## Begin

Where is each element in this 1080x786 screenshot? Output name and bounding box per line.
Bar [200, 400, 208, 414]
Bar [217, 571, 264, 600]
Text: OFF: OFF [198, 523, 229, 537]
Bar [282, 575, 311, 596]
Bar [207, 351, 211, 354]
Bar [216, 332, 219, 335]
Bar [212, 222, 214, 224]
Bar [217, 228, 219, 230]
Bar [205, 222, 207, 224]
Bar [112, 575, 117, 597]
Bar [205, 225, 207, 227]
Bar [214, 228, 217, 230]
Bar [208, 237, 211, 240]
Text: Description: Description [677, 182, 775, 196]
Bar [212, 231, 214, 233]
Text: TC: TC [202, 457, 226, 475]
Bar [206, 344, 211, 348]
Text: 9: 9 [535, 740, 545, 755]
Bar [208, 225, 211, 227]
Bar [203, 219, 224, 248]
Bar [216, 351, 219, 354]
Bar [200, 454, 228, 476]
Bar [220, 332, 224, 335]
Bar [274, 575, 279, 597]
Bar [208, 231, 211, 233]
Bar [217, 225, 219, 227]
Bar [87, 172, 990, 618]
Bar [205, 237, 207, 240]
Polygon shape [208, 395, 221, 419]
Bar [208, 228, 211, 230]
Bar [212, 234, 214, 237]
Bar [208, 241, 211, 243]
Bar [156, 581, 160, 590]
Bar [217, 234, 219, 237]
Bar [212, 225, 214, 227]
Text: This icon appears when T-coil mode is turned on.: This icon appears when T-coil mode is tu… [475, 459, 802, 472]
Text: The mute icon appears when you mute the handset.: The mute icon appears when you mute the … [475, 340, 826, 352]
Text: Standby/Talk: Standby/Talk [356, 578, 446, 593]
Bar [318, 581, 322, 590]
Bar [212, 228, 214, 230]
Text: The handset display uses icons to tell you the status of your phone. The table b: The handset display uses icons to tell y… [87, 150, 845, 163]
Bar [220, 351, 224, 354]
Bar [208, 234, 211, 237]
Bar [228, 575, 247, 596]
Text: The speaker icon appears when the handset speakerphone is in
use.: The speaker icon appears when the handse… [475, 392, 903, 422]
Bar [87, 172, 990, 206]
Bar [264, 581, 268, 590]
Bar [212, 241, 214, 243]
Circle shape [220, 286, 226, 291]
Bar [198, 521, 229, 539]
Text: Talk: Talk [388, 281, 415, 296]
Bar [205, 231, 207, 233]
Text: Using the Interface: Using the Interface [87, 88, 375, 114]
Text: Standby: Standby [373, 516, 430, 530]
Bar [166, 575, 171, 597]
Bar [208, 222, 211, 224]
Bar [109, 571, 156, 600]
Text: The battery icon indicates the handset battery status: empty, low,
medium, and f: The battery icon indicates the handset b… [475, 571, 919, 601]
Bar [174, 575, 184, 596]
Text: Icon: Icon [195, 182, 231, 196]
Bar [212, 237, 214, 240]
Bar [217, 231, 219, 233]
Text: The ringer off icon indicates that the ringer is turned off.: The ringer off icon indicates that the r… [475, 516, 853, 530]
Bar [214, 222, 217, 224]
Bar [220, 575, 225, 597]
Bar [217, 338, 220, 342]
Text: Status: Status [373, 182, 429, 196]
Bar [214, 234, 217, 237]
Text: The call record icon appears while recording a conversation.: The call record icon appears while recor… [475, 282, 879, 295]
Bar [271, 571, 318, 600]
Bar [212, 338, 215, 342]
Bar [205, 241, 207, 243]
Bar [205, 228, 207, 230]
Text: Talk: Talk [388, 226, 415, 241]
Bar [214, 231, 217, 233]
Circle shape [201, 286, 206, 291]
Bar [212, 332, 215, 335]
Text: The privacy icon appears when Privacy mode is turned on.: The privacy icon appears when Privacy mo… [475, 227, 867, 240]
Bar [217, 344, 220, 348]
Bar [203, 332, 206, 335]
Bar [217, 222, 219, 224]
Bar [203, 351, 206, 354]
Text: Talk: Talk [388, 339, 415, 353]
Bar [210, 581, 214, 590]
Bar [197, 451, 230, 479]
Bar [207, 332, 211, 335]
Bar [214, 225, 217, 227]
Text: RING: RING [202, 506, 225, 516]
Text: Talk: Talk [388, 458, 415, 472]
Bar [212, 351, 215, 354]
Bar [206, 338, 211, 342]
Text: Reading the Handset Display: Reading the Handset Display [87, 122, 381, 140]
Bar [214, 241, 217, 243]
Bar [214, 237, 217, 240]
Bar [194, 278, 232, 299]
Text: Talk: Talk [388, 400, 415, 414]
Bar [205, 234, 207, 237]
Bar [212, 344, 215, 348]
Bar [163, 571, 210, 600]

## End

Please give the lines from the start of the listing through the line containing "Bar [208, 237, 211, 240]" again, swapping "Bar" for "Rectangle" and leaving everything else unchanged.

Where is each element in this 1080x786 screenshot? Output name and bounding box per line.
Rectangle [200, 400, 208, 414]
Rectangle [217, 571, 264, 600]
Text: OFF: OFF [198, 523, 229, 537]
Rectangle [282, 575, 311, 596]
Rectangle [207, 351, 211, 354]
Rectangle [216, 332, 219, 335]
Rectangle [212, 222, 214, 224]
Rectangle [217, 228, 219, 230]
Rectangle [205, 222, 207, 224]
Rectangle [112, 575, 117, 597]
Rectangle [205, 225, 207, 227]
Rectangle [214, 228, 217, 230]
Rectangle [208, 237, 211, 240]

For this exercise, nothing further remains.